• **Do this**:
Pick out each line with the word "originale" from the material that follows.

(Data records)
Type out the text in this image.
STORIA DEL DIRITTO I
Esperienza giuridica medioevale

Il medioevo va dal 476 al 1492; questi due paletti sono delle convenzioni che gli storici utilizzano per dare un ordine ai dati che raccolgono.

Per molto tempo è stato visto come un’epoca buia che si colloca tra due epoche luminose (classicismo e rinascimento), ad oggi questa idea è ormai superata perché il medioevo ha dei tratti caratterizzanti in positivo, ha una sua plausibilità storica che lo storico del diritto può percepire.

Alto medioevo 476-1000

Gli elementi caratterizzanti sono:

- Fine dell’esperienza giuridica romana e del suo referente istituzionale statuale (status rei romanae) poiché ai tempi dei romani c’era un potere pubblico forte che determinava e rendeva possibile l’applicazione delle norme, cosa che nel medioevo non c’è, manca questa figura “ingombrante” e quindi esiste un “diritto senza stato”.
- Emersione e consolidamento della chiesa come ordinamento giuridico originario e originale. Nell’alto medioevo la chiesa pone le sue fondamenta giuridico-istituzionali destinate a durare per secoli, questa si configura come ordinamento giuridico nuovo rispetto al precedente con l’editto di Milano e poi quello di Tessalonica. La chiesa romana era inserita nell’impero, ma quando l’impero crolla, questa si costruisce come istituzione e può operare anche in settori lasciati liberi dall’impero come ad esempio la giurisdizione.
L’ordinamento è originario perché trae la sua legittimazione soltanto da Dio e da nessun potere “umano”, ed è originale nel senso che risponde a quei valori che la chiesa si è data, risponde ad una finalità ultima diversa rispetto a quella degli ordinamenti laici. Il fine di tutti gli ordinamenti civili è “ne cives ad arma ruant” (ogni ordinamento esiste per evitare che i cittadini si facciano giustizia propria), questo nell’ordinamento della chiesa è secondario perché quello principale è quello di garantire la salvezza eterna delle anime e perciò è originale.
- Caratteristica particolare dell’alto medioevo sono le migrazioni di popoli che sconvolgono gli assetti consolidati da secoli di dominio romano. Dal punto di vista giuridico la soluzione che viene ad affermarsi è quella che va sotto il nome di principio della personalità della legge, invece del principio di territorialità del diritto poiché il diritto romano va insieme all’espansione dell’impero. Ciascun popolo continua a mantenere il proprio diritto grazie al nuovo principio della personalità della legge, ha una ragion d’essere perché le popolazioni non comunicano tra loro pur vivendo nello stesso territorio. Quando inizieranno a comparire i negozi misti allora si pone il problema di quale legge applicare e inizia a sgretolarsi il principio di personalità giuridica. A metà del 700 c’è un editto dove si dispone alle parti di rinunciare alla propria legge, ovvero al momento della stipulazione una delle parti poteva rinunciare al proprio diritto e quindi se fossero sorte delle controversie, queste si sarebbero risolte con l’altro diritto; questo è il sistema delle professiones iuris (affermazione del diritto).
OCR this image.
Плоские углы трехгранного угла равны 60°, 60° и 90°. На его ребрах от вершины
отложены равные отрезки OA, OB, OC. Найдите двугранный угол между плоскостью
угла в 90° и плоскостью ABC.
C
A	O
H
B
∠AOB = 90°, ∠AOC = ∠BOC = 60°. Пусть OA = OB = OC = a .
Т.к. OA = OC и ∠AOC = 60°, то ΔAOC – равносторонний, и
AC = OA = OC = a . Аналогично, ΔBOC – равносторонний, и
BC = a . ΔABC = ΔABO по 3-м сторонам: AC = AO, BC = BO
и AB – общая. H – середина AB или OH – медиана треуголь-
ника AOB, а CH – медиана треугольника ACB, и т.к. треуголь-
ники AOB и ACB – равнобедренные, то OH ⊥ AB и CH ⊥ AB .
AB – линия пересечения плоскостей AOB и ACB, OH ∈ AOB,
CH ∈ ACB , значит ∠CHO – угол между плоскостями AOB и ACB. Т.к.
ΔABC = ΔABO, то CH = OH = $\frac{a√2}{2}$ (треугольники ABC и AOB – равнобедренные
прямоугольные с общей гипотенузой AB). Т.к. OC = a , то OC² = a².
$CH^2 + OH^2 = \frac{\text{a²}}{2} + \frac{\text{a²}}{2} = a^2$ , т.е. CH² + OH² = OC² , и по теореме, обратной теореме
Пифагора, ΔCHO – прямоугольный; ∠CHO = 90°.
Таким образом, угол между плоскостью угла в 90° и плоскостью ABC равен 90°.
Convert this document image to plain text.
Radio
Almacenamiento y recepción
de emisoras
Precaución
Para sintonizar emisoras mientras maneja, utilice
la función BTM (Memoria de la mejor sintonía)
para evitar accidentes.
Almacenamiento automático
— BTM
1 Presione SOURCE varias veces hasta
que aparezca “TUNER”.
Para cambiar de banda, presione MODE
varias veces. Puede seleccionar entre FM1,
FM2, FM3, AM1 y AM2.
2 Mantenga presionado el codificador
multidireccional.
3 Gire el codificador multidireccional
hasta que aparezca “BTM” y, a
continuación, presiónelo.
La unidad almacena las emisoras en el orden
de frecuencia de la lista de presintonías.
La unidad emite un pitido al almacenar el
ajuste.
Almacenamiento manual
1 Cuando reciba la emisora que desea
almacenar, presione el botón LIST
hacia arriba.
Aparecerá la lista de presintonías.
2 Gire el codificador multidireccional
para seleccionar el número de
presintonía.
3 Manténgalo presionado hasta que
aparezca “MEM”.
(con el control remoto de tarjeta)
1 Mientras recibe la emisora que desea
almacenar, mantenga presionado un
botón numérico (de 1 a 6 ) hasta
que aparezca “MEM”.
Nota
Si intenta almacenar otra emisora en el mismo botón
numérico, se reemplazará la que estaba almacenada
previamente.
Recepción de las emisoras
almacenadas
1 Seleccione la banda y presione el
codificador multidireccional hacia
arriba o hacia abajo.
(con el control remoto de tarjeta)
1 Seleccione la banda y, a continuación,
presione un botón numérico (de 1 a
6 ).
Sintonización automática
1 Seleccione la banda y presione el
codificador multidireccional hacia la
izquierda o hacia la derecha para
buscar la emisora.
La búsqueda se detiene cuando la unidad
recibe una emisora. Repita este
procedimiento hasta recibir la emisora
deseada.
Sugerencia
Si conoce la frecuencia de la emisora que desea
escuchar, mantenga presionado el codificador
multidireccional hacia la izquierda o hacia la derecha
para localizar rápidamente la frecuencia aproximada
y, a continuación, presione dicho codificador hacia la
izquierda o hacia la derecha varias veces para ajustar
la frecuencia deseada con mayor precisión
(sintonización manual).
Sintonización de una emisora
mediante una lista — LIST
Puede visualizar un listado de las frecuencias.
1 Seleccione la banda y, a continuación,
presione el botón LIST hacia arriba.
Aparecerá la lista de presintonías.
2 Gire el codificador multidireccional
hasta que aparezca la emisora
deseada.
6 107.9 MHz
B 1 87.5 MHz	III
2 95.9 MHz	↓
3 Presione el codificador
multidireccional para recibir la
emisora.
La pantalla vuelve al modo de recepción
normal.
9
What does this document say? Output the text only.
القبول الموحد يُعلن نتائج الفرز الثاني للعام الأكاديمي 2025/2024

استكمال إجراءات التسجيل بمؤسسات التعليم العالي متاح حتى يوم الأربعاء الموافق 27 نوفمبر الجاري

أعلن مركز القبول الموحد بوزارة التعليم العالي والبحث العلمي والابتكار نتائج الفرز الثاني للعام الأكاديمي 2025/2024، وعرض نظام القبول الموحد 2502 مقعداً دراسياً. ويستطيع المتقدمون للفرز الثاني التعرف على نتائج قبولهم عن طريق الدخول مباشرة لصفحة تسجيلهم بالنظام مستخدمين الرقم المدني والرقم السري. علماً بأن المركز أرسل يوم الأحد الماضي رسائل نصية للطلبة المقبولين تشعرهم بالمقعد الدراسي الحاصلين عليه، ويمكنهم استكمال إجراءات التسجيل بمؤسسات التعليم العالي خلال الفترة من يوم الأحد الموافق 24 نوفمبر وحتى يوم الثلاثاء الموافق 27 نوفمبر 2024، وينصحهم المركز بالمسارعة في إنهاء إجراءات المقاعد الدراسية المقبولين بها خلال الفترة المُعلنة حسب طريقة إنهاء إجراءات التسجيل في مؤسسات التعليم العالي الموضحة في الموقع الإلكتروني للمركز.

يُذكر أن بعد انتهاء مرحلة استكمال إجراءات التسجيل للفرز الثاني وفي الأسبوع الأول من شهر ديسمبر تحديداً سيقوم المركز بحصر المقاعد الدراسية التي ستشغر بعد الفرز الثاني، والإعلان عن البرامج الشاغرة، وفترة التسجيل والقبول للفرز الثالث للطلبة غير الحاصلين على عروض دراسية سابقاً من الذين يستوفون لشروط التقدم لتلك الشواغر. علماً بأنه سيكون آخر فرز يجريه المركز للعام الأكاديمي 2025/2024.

• **Response below**:
- Emersione e consolidamento della chiesa come ordinamento giuridico originario e originale. Nell’alto medioevo la chiesa pone le sue fondamenta giuridico-istituzionali destinate a durare per secoli, questa si configura come ordinamento giuridico nuovo rispetto al precedente con l’editto di Milano e poi quello di Tessalonica. La chiesa romana era inserita nell’impero, ma quando l’impero crolla, questa si costruisce come istituzione e può operare anche in settori lasciati liberi dall’impero come ad esempio la giurisdizione.
L’ordinamento è originario perché trae la sua legittimazione soltanto da Dio e da nessun potere “umano”, ed è originale nel senso che risponde a quei valori che la chiesa si è data, risponde ad una finalità ultima diversa rispetto a quella degli ordinamenti laici. Il fine di tutti gli ordinamenti civili è “ne cives ad arma ruant” (ogni ordinamento esiste per evitare che i cittadini si facciano giustizia propria), questo nell’ordinamento della chiesa è secondario perché quello principale è quello di garantire la salvezza eterna delle anime e perciò è originale.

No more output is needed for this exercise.